America's Criminal Injustice System: Institutionalizing Tragedy

By: Hugh B. Price

President

National Urban League

Let's be clear. I have no tolerance for crime. I want America's neighborhoods and the people who live in them to be safe. I want predators, violent criminal gangs and one-man and woman crime waves, and drug dealers who prey on children off the streets-as of yesterday.

But we must also be clear-headed, and smart, about how to fight crime.

For years our politicians have scrambled to upstage one another in showing how tough they could talk about revenging crime. The trouble is they've squandered billions of taxpayers' money in this macho game. They've boasted about passing lengthy prison sentences for nonviolent offenders, sentences which have produced the two-decade-long explosion of new prison construction in state after state. California was the biggest offender in that regard, building twenty new prisons in twenty or so years.

Now, that spending spree has proved a drag on the fiscal health of numerous state budgets, and on the economic development of the larger society. We've locked people up in greater numbers than ever before, while eliminating prison rehabilitation, education and job-training programs.

No wonder the ability of ex-offenders to even be in a position to pursue legitimate work when they are released can be summed up, as Paul Street, of the Chicago Urban League, writes in the current issue of Opportunity Journal, as bad and dismal.

"No wonder, then"he goes on to say,"that U.S. recidivism rates hover around 60 percent for ex-offenders."

It makes no sense to pretend that the large majority of those sent to prison will not be released from prison someday. Nor to pretend that the various"three strikes and you're out"laws are nothing but idiotic public policy that have needlessly locked up tens of thousands of nonviolent offenders who'd be better off in community-based treatment programs and supporting their families-as some states are beginning to realize.

Equally important, the nation's wrongheaded approach to criminal justice has far too often compounded the tragedy of a crime being committed with the tragedy of a person innocent of the crime being nonetheless swept up in the criminal justice system. And, needless to say, the further tragedy of the actual perpetrator of the crime not being brought to justice at all.

Two recent incidents, one in Detroit, the other in New York City, starkly illustrate some of the things wrong with America's criminal justice system.

In Detroit, after having spent 17 years in prison for the rape and murder of a 16-year-old girl, 54-year-old Eddie Joe Lloyd was set free on August 26-because DNA testing had proved that he couldn't have committed the crime.

In New York over the weekend, 23-year-old Bradley Gumbel, a son of Bryant Gumbel, the television personality, was set free after spending 20 hours in custody under suspicion of snatching a woman's purse.

Records supplied:
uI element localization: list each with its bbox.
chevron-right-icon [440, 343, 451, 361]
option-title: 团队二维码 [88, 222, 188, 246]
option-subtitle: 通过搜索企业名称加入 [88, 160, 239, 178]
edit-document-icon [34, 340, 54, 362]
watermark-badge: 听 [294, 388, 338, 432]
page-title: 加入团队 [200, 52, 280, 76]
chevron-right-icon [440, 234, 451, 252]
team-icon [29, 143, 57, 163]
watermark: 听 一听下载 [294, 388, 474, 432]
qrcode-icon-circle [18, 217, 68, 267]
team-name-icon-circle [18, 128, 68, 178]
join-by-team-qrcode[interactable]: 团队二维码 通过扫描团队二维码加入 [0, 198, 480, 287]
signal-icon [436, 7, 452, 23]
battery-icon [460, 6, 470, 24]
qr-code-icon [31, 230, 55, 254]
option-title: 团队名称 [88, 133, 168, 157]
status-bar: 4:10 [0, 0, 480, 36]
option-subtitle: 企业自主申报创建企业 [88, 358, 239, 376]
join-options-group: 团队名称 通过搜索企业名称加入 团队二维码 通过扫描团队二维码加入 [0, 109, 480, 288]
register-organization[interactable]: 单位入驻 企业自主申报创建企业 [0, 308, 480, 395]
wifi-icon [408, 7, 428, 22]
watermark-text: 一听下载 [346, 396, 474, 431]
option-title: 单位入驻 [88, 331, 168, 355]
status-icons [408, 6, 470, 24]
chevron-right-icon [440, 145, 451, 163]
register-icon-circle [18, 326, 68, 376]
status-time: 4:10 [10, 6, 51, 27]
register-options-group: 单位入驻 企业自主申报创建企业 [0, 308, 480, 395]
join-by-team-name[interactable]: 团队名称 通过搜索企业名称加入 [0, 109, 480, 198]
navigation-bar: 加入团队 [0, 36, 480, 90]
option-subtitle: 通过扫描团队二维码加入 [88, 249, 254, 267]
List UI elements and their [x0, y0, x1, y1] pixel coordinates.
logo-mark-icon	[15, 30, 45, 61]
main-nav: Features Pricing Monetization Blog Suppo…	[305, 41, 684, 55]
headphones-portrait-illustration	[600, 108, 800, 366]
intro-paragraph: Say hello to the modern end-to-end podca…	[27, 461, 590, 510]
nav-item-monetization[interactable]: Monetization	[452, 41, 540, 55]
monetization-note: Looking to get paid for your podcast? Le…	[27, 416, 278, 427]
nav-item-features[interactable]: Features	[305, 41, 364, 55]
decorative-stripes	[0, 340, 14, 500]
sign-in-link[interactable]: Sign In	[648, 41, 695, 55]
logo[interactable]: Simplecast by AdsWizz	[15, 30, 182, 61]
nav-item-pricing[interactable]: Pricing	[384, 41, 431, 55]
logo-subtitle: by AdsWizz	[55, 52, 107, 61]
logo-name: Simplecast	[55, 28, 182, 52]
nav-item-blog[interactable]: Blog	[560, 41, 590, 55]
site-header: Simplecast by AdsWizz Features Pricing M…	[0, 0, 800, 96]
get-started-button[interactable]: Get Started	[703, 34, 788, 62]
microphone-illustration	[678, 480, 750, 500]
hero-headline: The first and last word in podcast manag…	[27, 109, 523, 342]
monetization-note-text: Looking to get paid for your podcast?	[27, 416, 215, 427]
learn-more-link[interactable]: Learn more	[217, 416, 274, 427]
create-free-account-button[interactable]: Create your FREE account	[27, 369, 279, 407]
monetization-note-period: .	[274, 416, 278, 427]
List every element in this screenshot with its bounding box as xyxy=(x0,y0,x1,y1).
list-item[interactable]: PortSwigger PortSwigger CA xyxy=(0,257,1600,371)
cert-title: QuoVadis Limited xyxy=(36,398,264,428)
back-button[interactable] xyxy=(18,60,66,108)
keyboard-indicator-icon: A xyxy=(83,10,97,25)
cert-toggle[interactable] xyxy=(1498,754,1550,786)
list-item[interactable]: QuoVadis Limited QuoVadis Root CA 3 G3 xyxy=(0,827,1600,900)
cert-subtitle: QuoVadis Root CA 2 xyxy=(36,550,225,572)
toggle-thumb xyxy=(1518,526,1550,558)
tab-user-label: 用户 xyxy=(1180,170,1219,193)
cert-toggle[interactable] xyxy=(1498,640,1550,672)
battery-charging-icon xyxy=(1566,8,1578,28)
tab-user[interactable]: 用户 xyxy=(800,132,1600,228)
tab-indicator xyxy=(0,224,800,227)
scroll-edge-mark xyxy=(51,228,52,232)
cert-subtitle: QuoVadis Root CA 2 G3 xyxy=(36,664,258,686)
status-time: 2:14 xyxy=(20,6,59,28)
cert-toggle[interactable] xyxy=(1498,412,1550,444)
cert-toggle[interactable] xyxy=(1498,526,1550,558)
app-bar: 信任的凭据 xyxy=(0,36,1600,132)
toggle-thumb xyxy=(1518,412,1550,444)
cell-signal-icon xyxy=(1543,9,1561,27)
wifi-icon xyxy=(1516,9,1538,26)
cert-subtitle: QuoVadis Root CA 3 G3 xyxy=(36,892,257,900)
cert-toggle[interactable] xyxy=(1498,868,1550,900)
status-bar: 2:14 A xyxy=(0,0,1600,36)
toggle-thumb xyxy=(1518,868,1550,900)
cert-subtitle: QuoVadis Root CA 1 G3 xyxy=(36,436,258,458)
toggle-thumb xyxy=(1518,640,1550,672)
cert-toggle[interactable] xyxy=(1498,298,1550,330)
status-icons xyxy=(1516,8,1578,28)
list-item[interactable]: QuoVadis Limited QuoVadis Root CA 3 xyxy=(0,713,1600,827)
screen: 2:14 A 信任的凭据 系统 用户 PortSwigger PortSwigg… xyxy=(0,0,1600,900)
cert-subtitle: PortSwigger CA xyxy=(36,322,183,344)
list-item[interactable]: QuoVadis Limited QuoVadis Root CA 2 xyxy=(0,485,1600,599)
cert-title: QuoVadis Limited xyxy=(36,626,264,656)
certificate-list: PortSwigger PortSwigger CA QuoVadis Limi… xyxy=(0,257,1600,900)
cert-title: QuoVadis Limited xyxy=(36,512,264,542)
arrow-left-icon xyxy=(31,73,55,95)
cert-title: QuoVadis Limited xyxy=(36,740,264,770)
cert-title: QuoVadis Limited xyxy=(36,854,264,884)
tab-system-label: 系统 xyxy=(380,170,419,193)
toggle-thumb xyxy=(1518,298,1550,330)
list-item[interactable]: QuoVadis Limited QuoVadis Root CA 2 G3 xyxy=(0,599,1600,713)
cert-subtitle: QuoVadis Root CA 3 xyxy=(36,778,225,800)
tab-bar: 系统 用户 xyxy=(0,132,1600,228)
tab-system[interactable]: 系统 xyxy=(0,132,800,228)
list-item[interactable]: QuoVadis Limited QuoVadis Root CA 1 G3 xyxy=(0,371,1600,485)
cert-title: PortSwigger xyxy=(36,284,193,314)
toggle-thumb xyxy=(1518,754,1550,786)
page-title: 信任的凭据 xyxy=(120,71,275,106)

Study questions:
1. Return the stretch of the criminal justice essay from "But we must" through "and job-training programs.", copied word for word.
2. Carry the criminal justice essay on from its final sentence.

Responses by item number:
1.
But we must also be clear-headed, and smart, about how to fight crime.

For years our politicians have scrambled to upstage one another in showing how tough they could talk about revenging crime. The trouble is they've squandered billions of taxpayers' money in this macho game. They've boasted about passing lengthy prison sentences for nonviolent offenders, sentences which have produced the two-decade-long explosion of new prison construction in state after state. California was the biggest offender in that regard, building twenty new prisons in twenty or so years.

Now, that spending spree has proved a drag on the fiscal health of numerous state budgets, and on the economic development of the larger society. We've locked people up in greater numbers than ever before, while eliminating prison rehabilitation, education and job-training programs.

2.
The wrong done to Eddie Joe Lloyd is by far the more egregious. Lloyd, who has long suffered from mental instability, was in a mental hospital and on medication when, he"confessed"to a crime that had horrified Detroit. However, his attorneys, Saul Green, a former United States Attorney for Michigan's Eastern District, and Barry C, Scheck, co-director of The Innocence Project, which seeks to use DNA testing to determine the innocence of inmates, have charged that police detectives fed Lloyd details of the gruesome crime in order to entrap him and have called for a U.S. Justice Department probe of the case.

Bradley Gumbel was arrested because of mistaken identity. The victim was tackled by a mugger late at night on New York's Upper East Side who snatched her purse and ran in one direction while she ran in another. Seeing him from the back, she described to the police who soon arrived a tall, thin black man with close-cropped hair and a white t-shirt. A short time later, while canvassing the area in a police squad car, she pointed to Gumbel, who was walking down the street.

Fortunately, Bradley Gumbel had an alibi. He had just dropped off his date for the evening, and she could vouch for his whereabouts. Fortunately, Bradley Gumbel's home was on the Upper East Side, too, and he was heading directly there. Fortunately, Bradley Gumbel's family attorney is one of the city's best. Fortunately, Bradley Gumbel has a good job, and has never been even remotely in trouble with the law.

As for his matching that description of the mugger, Newsday columnist Ellis Henican put it best, writing,"Sure he did-he and a few hundred thousand other innocent individuals in the general vicinity of New York."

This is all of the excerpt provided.